— begin Materials provided —

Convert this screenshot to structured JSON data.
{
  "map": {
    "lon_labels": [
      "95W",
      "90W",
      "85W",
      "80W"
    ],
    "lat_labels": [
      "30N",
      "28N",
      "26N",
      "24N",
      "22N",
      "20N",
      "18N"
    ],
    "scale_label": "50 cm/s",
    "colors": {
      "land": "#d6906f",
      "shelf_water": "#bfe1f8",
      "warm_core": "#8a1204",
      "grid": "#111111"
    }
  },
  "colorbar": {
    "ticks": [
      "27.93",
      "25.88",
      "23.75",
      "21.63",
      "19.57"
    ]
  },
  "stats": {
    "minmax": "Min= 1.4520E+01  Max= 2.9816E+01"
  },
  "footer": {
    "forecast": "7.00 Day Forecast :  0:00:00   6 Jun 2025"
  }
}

— end Materials provided —
— begin Materials provided —

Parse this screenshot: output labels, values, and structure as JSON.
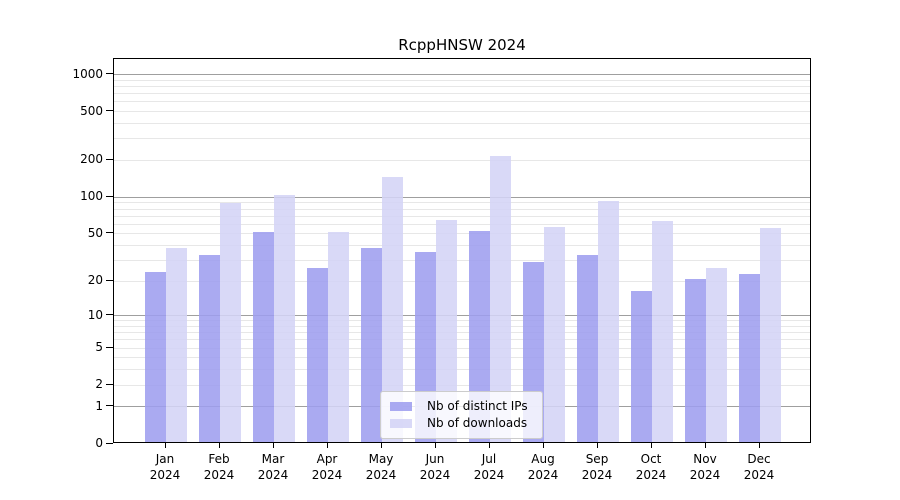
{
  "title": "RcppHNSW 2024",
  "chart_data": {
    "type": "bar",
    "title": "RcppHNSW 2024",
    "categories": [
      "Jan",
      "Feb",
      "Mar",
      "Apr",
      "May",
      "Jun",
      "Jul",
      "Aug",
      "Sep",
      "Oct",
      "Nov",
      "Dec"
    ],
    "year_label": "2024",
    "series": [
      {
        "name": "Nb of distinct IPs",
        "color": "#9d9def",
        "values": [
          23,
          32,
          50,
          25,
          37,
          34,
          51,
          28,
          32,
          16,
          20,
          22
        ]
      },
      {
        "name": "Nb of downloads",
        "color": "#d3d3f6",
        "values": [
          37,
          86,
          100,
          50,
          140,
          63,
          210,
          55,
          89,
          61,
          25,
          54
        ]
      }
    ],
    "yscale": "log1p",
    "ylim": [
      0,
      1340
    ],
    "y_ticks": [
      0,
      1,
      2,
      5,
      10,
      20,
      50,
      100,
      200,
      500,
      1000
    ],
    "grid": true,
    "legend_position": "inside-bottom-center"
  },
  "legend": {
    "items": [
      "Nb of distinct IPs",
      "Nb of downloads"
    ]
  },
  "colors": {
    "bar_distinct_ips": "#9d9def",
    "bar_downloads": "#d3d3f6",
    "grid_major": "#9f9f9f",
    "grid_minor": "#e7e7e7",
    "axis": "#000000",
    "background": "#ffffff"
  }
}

— end Materials provided —

[What you will do]
Gather every line containing the word "JSON" and copy it.

[Exercise response]
Convert this screenshot to structured JSON data.
Parse this screenshot: output labels, values, and structure as JSON.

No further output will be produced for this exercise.